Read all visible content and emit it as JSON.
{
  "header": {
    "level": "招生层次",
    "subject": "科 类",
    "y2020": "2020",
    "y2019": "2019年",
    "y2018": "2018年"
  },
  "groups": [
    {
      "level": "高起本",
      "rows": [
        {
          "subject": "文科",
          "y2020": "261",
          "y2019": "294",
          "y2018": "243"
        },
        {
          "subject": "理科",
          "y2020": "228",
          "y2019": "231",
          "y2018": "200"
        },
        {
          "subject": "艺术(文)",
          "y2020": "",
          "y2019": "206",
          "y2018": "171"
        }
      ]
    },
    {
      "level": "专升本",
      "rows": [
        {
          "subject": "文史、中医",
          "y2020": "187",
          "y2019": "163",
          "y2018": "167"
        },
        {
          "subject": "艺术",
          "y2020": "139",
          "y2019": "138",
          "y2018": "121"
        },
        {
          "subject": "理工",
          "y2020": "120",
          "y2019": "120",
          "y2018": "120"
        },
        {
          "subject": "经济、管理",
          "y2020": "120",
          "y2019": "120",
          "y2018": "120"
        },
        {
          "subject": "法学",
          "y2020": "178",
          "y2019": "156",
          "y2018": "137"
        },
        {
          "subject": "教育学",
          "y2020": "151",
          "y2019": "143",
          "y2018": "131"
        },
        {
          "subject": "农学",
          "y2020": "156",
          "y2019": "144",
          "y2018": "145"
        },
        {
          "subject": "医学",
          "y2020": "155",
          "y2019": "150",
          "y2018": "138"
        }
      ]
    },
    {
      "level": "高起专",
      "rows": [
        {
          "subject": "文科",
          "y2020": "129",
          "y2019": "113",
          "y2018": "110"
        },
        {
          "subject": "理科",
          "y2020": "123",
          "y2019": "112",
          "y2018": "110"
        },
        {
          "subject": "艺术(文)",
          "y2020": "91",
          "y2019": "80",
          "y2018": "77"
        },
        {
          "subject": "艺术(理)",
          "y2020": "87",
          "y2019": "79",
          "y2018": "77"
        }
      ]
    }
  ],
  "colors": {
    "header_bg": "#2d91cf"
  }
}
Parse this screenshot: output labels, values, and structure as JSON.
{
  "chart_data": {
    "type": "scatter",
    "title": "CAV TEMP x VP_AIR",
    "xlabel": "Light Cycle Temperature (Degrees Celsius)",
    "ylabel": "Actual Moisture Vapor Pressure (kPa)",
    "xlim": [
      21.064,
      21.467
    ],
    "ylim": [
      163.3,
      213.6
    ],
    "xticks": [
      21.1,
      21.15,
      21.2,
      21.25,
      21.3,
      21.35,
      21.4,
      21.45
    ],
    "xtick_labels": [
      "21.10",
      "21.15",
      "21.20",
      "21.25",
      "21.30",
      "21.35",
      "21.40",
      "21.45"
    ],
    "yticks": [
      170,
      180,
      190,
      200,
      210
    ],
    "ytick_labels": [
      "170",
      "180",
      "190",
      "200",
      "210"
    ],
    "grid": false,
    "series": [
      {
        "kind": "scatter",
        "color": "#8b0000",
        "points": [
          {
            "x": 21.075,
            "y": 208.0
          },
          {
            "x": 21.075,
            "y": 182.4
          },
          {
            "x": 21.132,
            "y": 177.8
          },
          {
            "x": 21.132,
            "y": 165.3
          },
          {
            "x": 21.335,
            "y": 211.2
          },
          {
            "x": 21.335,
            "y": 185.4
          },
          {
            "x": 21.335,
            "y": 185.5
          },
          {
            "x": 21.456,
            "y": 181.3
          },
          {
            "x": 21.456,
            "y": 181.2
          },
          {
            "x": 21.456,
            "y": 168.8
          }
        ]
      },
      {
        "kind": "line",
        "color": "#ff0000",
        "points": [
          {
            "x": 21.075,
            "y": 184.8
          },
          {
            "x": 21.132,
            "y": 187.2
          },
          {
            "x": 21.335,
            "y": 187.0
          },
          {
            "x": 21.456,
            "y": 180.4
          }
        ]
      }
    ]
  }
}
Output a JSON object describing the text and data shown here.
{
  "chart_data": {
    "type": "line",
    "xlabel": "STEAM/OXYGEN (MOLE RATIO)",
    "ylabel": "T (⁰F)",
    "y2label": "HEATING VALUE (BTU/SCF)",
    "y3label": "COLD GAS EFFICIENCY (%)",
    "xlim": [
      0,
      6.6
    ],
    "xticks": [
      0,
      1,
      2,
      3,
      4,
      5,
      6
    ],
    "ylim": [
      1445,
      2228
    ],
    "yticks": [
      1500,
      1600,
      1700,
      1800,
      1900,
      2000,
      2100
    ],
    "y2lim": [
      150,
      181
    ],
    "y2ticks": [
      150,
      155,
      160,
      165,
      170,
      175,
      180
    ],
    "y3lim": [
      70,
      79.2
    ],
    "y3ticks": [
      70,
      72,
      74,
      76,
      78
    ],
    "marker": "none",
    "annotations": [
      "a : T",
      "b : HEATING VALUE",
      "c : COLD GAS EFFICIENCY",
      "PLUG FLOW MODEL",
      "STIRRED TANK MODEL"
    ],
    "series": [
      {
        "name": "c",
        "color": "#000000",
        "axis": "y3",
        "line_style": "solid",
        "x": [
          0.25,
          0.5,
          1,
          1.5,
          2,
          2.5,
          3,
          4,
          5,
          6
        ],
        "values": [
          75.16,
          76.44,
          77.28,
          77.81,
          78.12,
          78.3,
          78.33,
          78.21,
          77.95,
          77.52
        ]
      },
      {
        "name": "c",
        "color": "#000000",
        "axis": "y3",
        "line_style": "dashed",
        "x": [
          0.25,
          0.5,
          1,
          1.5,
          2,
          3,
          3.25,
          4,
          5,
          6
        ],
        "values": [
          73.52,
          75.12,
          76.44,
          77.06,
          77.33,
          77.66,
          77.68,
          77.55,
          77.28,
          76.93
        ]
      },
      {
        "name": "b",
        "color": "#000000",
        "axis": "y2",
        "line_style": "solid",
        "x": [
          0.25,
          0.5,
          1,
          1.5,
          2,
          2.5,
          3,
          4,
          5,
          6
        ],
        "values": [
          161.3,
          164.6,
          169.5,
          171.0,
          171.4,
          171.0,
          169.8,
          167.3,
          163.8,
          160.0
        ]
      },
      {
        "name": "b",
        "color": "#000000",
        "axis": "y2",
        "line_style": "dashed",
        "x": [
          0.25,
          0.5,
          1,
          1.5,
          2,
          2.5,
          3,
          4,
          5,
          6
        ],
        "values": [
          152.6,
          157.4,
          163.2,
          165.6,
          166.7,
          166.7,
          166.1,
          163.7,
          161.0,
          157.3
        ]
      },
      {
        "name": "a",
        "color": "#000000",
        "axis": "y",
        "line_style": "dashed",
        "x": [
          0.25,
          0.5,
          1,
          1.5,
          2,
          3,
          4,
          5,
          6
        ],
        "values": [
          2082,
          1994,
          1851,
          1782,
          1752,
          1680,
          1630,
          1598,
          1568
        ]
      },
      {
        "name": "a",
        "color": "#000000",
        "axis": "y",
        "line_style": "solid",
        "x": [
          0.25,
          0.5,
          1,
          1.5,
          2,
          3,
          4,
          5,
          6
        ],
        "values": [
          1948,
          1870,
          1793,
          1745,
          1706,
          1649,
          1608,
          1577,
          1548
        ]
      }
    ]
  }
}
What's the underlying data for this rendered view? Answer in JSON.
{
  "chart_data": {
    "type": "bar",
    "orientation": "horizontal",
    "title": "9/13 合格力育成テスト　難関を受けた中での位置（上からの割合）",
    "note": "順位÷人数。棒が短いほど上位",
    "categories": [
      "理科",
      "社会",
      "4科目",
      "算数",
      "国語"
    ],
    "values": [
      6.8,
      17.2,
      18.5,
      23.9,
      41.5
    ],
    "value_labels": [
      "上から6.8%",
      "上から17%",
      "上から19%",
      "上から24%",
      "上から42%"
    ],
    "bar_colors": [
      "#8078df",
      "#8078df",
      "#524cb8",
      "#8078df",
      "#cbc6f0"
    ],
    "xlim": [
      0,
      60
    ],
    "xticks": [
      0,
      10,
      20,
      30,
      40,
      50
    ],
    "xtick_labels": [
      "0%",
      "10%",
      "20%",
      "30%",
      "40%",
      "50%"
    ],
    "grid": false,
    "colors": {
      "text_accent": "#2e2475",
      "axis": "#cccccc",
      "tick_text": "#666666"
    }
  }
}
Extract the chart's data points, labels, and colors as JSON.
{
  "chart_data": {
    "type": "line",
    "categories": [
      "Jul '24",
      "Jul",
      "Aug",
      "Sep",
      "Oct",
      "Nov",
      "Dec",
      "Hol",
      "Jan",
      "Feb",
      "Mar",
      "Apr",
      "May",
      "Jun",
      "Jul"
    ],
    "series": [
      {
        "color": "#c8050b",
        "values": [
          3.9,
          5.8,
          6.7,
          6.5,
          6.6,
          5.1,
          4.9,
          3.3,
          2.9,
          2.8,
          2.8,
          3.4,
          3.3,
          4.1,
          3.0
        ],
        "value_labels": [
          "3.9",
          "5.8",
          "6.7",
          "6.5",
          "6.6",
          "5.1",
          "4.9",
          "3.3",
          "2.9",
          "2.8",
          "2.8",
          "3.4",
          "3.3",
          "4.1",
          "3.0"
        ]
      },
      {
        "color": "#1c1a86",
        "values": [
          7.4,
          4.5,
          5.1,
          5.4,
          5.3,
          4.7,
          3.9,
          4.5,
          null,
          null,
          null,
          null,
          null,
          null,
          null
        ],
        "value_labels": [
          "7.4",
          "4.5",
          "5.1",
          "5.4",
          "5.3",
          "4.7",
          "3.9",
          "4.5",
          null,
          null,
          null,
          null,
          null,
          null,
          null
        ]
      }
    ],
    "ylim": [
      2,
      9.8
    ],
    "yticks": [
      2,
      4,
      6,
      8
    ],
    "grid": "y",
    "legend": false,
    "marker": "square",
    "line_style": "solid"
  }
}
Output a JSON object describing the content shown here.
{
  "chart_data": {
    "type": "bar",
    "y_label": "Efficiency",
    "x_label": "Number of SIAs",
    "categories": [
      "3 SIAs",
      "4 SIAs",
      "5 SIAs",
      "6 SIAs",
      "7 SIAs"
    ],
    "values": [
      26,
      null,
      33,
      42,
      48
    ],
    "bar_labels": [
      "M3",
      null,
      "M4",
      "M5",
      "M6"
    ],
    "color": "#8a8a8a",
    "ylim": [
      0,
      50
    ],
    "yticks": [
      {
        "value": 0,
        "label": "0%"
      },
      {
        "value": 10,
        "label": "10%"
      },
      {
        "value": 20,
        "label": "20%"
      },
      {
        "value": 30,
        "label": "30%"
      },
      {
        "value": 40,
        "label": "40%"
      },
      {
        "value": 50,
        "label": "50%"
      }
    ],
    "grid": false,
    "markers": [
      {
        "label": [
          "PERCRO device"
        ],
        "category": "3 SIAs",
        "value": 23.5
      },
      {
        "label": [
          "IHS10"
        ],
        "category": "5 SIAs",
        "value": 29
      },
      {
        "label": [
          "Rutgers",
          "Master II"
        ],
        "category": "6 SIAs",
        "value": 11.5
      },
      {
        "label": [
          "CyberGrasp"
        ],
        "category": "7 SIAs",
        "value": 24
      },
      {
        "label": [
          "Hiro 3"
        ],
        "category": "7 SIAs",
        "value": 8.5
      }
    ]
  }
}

——————————

| Required task |
Copy out all lines that carry the word "here".

| Correct answer |
Output a JSON object describing the text and data shown here.
Output a JSON object describing the content shown here.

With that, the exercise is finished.